Your task => Copy the rows word for word, from the first one through the line that contains "- x-tick: [250, 126, 251, 133]".

Data provided =>
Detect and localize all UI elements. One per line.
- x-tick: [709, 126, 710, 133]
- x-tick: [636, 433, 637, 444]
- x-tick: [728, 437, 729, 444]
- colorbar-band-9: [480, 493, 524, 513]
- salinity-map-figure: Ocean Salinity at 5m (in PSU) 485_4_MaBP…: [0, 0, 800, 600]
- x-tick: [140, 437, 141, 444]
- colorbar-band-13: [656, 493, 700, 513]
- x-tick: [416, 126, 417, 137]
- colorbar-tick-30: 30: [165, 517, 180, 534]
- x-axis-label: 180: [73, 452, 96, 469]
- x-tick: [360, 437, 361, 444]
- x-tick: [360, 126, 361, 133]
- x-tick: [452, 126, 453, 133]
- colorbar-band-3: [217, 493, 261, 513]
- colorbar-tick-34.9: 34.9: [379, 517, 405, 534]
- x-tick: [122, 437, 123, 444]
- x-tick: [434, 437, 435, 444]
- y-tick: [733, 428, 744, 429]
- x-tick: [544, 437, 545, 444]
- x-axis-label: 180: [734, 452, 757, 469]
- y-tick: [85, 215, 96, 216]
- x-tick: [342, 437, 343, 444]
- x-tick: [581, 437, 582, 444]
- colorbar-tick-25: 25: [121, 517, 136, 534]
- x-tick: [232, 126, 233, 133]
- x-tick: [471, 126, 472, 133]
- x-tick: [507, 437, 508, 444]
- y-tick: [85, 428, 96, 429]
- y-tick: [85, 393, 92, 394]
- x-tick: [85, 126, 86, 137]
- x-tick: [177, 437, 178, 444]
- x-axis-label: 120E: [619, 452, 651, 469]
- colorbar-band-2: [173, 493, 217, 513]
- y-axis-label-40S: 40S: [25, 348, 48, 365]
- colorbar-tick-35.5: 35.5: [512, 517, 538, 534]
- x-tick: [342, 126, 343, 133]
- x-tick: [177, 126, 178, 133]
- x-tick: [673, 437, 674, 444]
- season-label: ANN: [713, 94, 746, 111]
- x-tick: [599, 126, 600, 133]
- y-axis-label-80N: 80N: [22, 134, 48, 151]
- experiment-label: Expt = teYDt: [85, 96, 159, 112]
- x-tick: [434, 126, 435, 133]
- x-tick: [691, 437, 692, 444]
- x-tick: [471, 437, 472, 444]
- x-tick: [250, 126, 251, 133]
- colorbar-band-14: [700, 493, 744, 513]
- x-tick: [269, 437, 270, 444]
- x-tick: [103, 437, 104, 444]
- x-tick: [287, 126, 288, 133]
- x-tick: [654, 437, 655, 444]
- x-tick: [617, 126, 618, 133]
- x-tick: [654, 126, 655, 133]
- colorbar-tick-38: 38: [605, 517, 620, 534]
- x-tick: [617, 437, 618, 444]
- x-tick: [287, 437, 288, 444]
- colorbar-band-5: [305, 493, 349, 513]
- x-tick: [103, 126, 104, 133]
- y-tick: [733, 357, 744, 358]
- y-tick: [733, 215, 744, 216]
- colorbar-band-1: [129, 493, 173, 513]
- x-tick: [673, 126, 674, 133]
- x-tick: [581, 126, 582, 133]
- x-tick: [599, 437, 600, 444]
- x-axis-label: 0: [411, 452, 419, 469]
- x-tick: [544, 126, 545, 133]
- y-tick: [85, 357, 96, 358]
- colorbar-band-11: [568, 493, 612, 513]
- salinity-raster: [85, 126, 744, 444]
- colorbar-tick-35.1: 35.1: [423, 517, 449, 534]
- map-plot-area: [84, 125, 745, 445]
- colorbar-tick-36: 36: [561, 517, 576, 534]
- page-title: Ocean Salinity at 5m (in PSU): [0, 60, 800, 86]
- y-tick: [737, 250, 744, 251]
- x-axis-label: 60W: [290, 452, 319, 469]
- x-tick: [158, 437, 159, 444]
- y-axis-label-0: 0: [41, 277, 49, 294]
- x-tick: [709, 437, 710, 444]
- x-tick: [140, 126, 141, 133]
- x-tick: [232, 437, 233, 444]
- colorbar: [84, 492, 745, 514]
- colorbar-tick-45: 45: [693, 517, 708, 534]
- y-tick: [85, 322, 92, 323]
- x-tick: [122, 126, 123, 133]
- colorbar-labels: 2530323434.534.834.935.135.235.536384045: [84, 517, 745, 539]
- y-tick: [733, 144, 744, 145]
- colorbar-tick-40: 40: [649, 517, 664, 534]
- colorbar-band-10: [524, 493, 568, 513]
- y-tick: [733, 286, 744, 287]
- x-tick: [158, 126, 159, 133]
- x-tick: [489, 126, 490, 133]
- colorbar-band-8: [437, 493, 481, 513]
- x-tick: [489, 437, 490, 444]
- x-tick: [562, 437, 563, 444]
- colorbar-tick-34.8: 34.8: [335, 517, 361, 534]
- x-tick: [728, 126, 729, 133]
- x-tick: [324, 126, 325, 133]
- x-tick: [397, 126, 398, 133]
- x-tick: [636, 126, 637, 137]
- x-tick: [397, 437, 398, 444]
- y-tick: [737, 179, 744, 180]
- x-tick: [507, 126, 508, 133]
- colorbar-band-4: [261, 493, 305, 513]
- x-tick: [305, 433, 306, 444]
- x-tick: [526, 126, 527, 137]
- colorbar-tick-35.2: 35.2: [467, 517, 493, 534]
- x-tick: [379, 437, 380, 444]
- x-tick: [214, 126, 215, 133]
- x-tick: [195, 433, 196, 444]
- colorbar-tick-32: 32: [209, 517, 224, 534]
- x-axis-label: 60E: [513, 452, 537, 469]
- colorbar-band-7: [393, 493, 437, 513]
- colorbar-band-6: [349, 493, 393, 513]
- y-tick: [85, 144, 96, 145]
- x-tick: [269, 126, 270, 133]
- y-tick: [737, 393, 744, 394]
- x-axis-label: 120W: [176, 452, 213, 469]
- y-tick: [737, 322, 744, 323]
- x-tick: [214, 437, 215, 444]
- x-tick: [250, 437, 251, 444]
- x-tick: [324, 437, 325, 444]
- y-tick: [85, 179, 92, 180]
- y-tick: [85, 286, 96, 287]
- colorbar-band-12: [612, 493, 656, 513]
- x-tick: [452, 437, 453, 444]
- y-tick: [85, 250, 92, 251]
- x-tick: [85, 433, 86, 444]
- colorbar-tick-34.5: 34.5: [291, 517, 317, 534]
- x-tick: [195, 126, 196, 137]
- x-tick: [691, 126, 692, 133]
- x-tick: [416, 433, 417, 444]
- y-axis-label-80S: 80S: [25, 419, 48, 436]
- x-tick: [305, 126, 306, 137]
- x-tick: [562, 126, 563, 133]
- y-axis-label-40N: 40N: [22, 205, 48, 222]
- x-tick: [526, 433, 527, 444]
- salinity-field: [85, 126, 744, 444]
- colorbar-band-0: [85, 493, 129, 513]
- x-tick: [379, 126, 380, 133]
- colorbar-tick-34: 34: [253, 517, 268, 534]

Task answer =>
Detect and localize all UI elements. One per line.
- x-tick: [709, 126, 710, 133]
- x-tick: [636, 433, 637, 444]
- x-tick: [728, 437, 729, 444]
- colorbar-band-9: [480, 493, 524, 513]
- salinity-map-figure: Ocean Salinity at 5m (in PSU) 485_4_MaBP…: [0, 0, 800, 600]
- x-tick: [140, 437, 141, 444]
- colorbar-band-13: [656, 493, 700, 513]
- x-tick: [416, 126, 417, 137]
- colorbar-tick-30: 30: [165, 517, 180, 534]
- x-axis-label: 180: [73, 452, 96, 469]
- x-tick: [360, 437, 361, 444]
- x-tick: [360, 126, 361, 133]
- x-tick: [452, 126, 453, 133]
- colorbar-band-3: [217, 493, 261, 513]
- colorbar-tick-34.9: 34.9: [379, 517, 405, 534]
- x-tick: [122, 437, 123, 444]
- x-tick: [434, 437, 435, 444]
- y-tick: [733, 428, 744, 429]
- x-tick: [544, 437, 545, 444]
- x-axis-label: 180: [734, 452, 757, 469]
- y-tick: [85, 215, 96, 216]
- x-tick: [342, 437, 343, 444]
- x-tick: [581, 437, 582, 444]
- colorbar-tick-25: 25: [121, 517, 136, 534]
- x-tick: [232, 126, 233, 133]
- x-tick: [471, 126, 472, 133]
- x-tick: [507, 437, 508, 444]
- y-tick: [85, 428, 96, 429]
- y-tick: [85, 393, 92, 394]
- x-tick: [85, 126, 86, 137]
- x-tick: [177, 437, 178, 444]
- x-axis-label: 120E: [619, 452, 651, 469]
- colorbar-band-2: [173, 493, 217, 513]
- y-axis-label-40S: 40S: [25, 348, 48, 365]
- colorbar-tick-35.5: 35.5: [512, 517, 538, 534]
- x-tick: [342, 126, 343, 133]
- x-tick: [177, 126, 178, 133]
- x-tick: [673, 437, 674, 444]
- season-label: ANN: [713, 94, 746, 111]
- x-tick: [599, 126, 600, 133]
- y-axis-label-80N: 80N: [22, 134, 48, 151]
- experiment-label: Expt = teYDt: [85, 96, 159, 112]
- x-tick: [434, 126, 435, 133]
- x-tick: [691, 437, 692, 444]
- x-tick: [471, 437, 472, 444]
- x-tick: [250, 126, 251, 133]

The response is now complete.